Take the material below and retype it in full; pictures are left out.
* Start DATASET ROWS *
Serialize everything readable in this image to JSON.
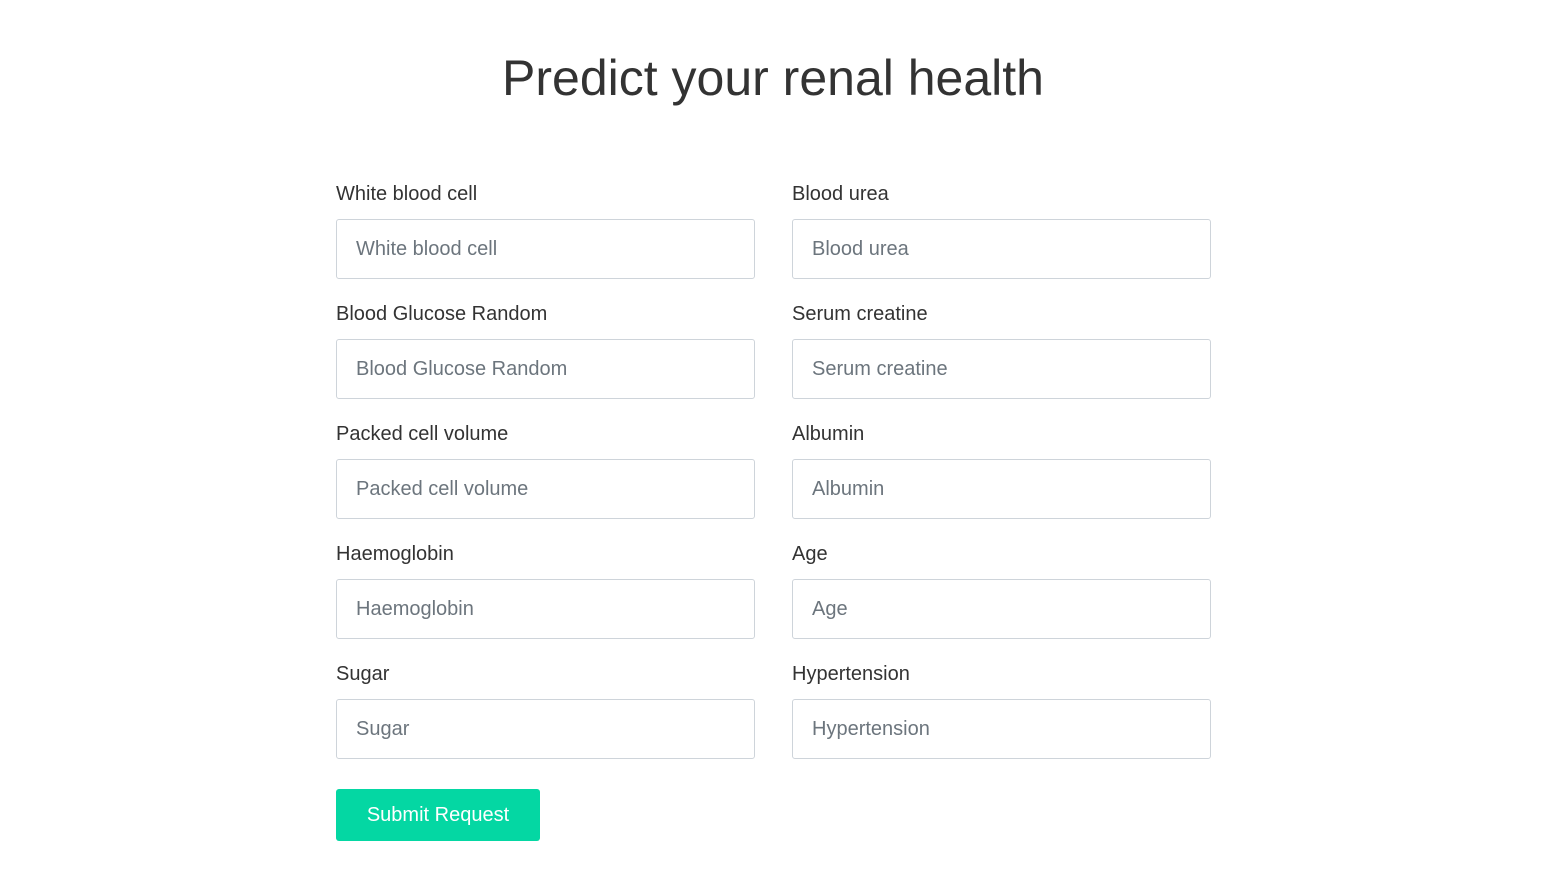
{
  "page": {
    "title": "Predict your renal health"
  },
  "form": {
    "fields": [
      {
        "label": "White blood cell",
        "placeholder": "White blood cell",
        "value": ""
      },
      {
        "label": "Blood urea",
        "placeholder": "Blood urea",
        "value": ""
      },
      {
        "label": "Blood Glucose Random",
        "placeholder": "Blood Glucose Random",
        "value": ""
      },
      {
        "label": "Serum creatine",
        "placeholder": "Serum creatine",
        "value": ""
      },
      {
        "label": "Packed cell volume",
        "placeholder": "Packed cell volume",
        "value": ""
      },
      {
        "label": "Albumin",
        "placeholder": "Albumin",
        "value": ""
      },
      {
        "label": "Haemoglobin",
        "placeholder": "Haemoglobin",
        "value": ""
      },
      {
        "label": "Age",
        "placeholder": "Age",
        "value": ""
      },
      {
        "label": "Sugar",
        "placeholder": "Sugar",
        "value": ""
      },
      {
        "label": "Hypertension",
        "placeholder": "Hypertension",
        "value": ""
      }
    ],
    "submit_label": "Submit Request"
  },
  "colors": {
    "accent": "#04d7a3",
    "text": "#333333",
    "input_border": "#ced4da",
    "placeholder": "#6c757d"
  }
}
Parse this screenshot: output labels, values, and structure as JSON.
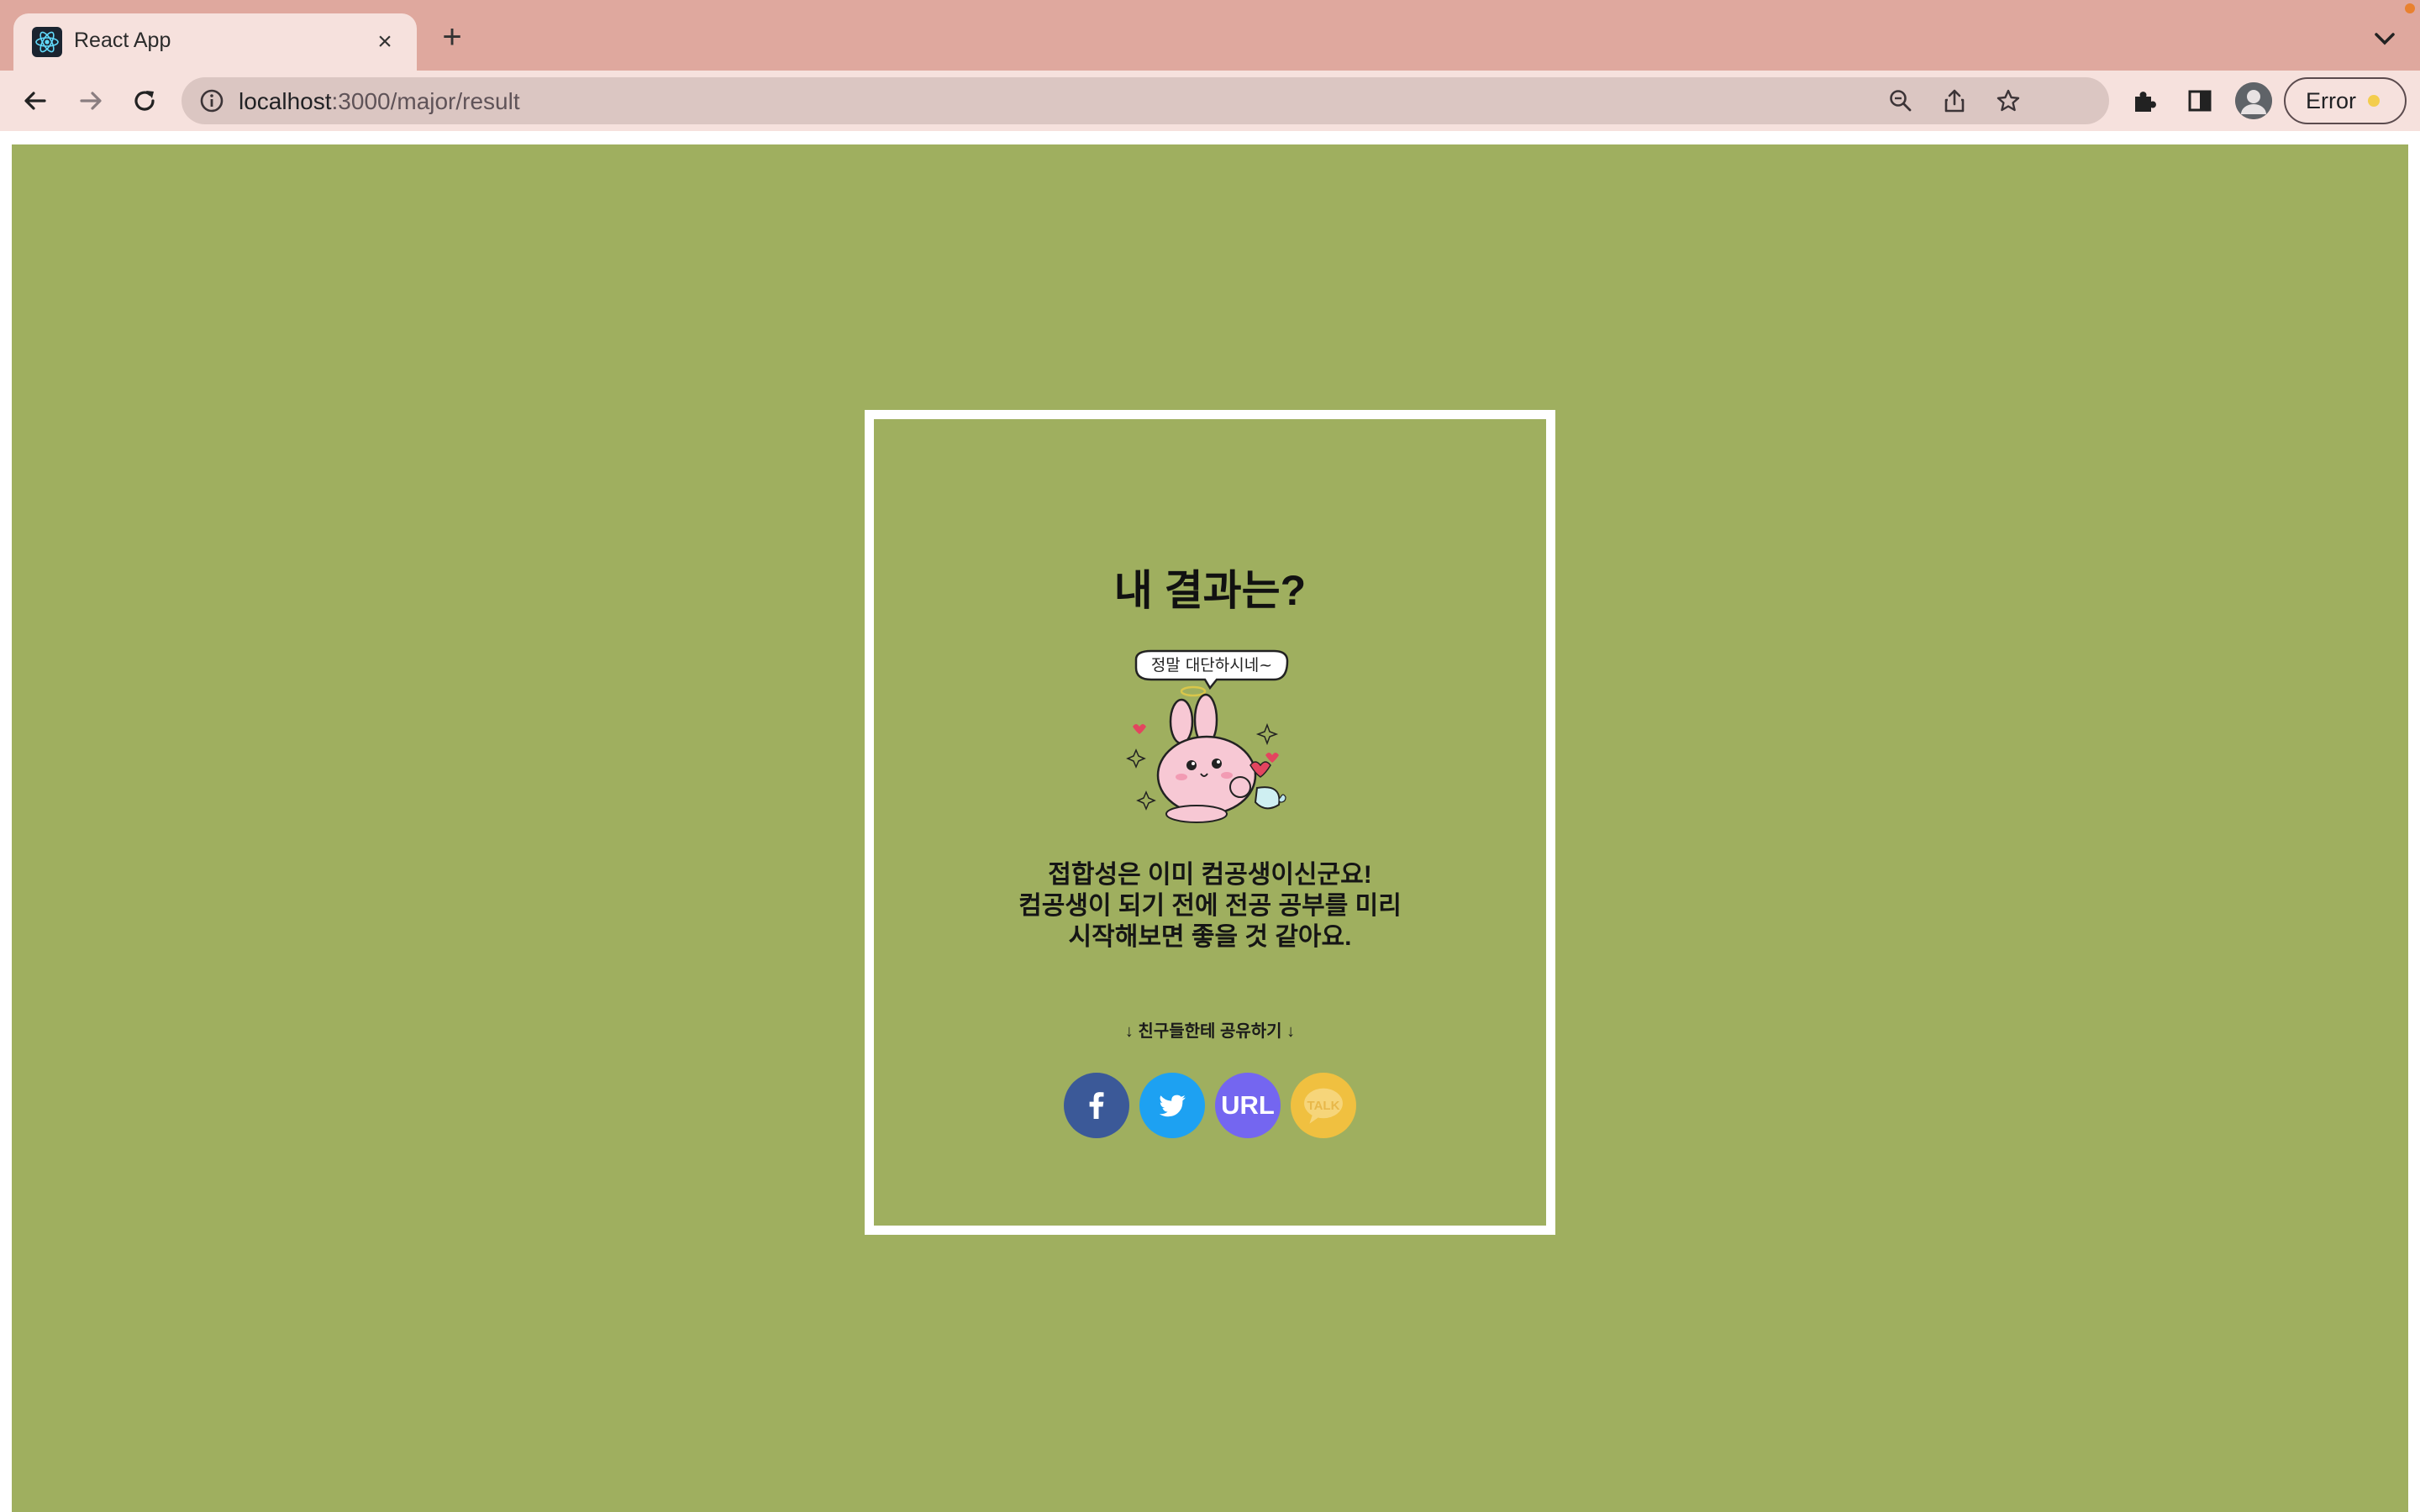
{
  "browser": {
    "tab_title": "React App",
    "tab_close": "×",
    "new_tab": "+",
    "url_host": "localhost",
    "url_rest": ":3000/major/result",
    "profile_status": "Error"
  },
  "page": {
    "background_color": "#9faf5f",
    "card_title": "내 결과는?",
    "mascot_caption": "정말 대단하시네~",
    "result_lines": [
      "접합성은 이미 컴공생이신군요!",
      "컴공생이 되기 전에 전공 공부를 미리",
      "시작해보면 좋을 것 같아요."
    ],
    "share_label": "↓ 친구들한테 공유하기 ↓",
    "share_buttons": {
      "facebook": {
        "icon": "facebook-icon",
        "color": "#3b5998"
      },
      "twitter": {
        "icon": "twitter-icon",
        "color": "#1da1f2"
      },
      "url": {
        "label": "URL",
        "color": "#7466f0"
      },
      "kakao": {
        "label": "TALK",
        "color": "#f0c040"
      }
    }
  }
}
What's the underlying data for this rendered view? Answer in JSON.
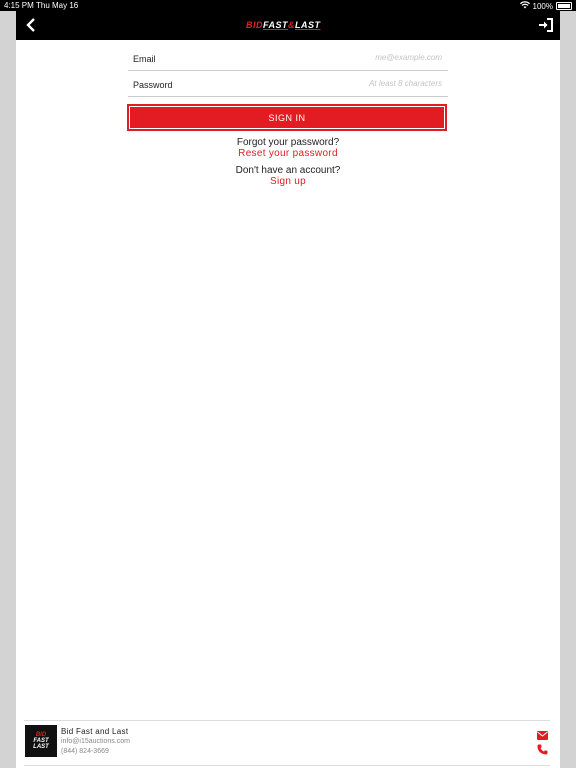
{
  "status_bar": {
    "time": "4:15 PM",
    "date": "Thu May 16",
    "battery": "100%"
  },
  "navbar": {
    "logo_part1": "BID",
    "logo_part2": "FAST",
    "logo_part3": "&",
    "logo_part4": "LAST"
  },
  "form": {
    "email_label": "Email",
    "email_placeholder": "me@example.com",
    "password_label": "Password",
    "password_placeholder": "At least 8 characters",
    "signin_label": "SIGN IN"
  },
  "links": {
    "forgot_question": "Forgot your password?",
    "reset_link": "Reset your password",
    "account_question": "Don't have an account?",
    "signup_link": "Sign up"
  },
  "footer": {
    "company": "Bid Fast and Last",
    "email": "info@i15auctions.com",
    "phone": "(844) 824-3669",
    "logo_line1": "BID",
    "logo_line2": "FAST",
    "logo_line3": "LAST"
  },
  "colors": {
    "accent": "#e31b23",
    "navbar": "#000000",
    "background": "#ffffff"
  }
}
* End DATASET ROWS *
◆ **WRITTEN RESPONSE**:
Serialize everything readable in this image to JSON.
{
  "page": {
    "title": "Predict your renal health"
  },
  "form": {
    "fields": [
      {
        "label": "White blood cell",
        "placeholder": "White blood cell",
        "value": ""
      },
      {
        "label": "Blood urea",
        "placeholder": "Blood urea",
        "value": ""
      },
      {
        "label": "Blood Glucose Random",
        "placeholder": "Blood Glucose Random",
        "value": ""
      },
      {
        "label": "Serum creatine",
        "placeholder": "Serum creatine",
        "value": ""
      },
      {
        "label": "Packed cell volume",
        "placeholder": "Packed cell volume",
        "value": ""
      },
      {
        "label": "Albumin",
        "placeholder": "Albumin",
        "value": ""
      },
      {
        "label": "Haemoglobin",
        "placeholder": "Haemoglobin",
        "value": ""
      },
      {
        "label": "Age",
        "placeholder": "Age",
        "value": ""
      },
      {
        "label": "Sugar",
        "placeholder": "Sugar",
        "value": ""
      },
      {
        "label": "Hypertension",
        "placeholder": "Hypertension",
        "value": ""
      }
    ],
    "submit_label": "Submit Request"
  },
  "colors": {
    "accent": "#04d7a3",
    "text": "#333333",
    "input_border": "#ced4da",
    "placeholder": "#6c757d"
  }
}
Parse this screenshot: output labels, values, and structure as JSON.
{
  "browser": {
    "tab_title": "React App",
    "tab_close": "×",
    "new_tab": "+",
    "url_host": "localhost",
    "url_rest": ":3000/major/result",
    "profile_status": "Error"
  },
  "page": {
    "background_color": "#9faf5f",
    "card_title": "내 결과는?",
    "mascot_caption": "정말 대단하시네~",
    "result_lines": [
      "접합성은 이미 컴공생이신군요!",
      "컴공생이 되기 전에 전공 공부를 미리",
      "시작해보면 좋을 것 같아요."
    ],
    "share_label": "↓ 친구들한테 공유하기 ↓",
    "share_buttons": {
      "facebook": {
        "icon": "facebook-icon",
        "color": "#3b5998"
      },
      "twitter": {
        "icon": "twitter-icon",
        "color": "#1da1f2"
      },
      "url": {
        "label": "URL",
        "color": "#7466f0"
      },
      "kakao": {
        "label": "TALK",
        "color": "#f0c040"
      }
    }
  }
}
What's the underlying data for this rendered view? Answer in JSON.
{
  "status_bar": {
    "time": "4:15 PM",
    "date": "Thu May 16",
    "battery": "100%"
  },
  "navbar": {
    "logo_part1": "BID",
    "logo_part2": "FAST",
    "logo_part3": "&",
    "logo_part4": "LAST"
  },
  "form": {
    "email_label": "Email",
    "email_placeholder": "me@example.com",
    "password_label": "Password",
    "password_placeholder": "At least 8 characters",
    "signin_label": "SIGN IN"
  },
  "links": {
    "forgot_question": "Forgot your password?",
    "reset_link": "Reset your password",
    "account_question": "Don't have an account?",
    "signup_link": "Sign up"
  },
  "footer": {
    "company": "Bid Fast and Last",
    "email": "info@i15auctions.com",
    "phone": "(844) 824-3669",
    "logo_line1": "BID",
    "logo_line2": "FAST",
    "logo_line3": "LAST"
  },
  "colors": {
    "accent": "#e31b23",
    "navbar": "#000000",
    "background": "#ffffff"
  }
}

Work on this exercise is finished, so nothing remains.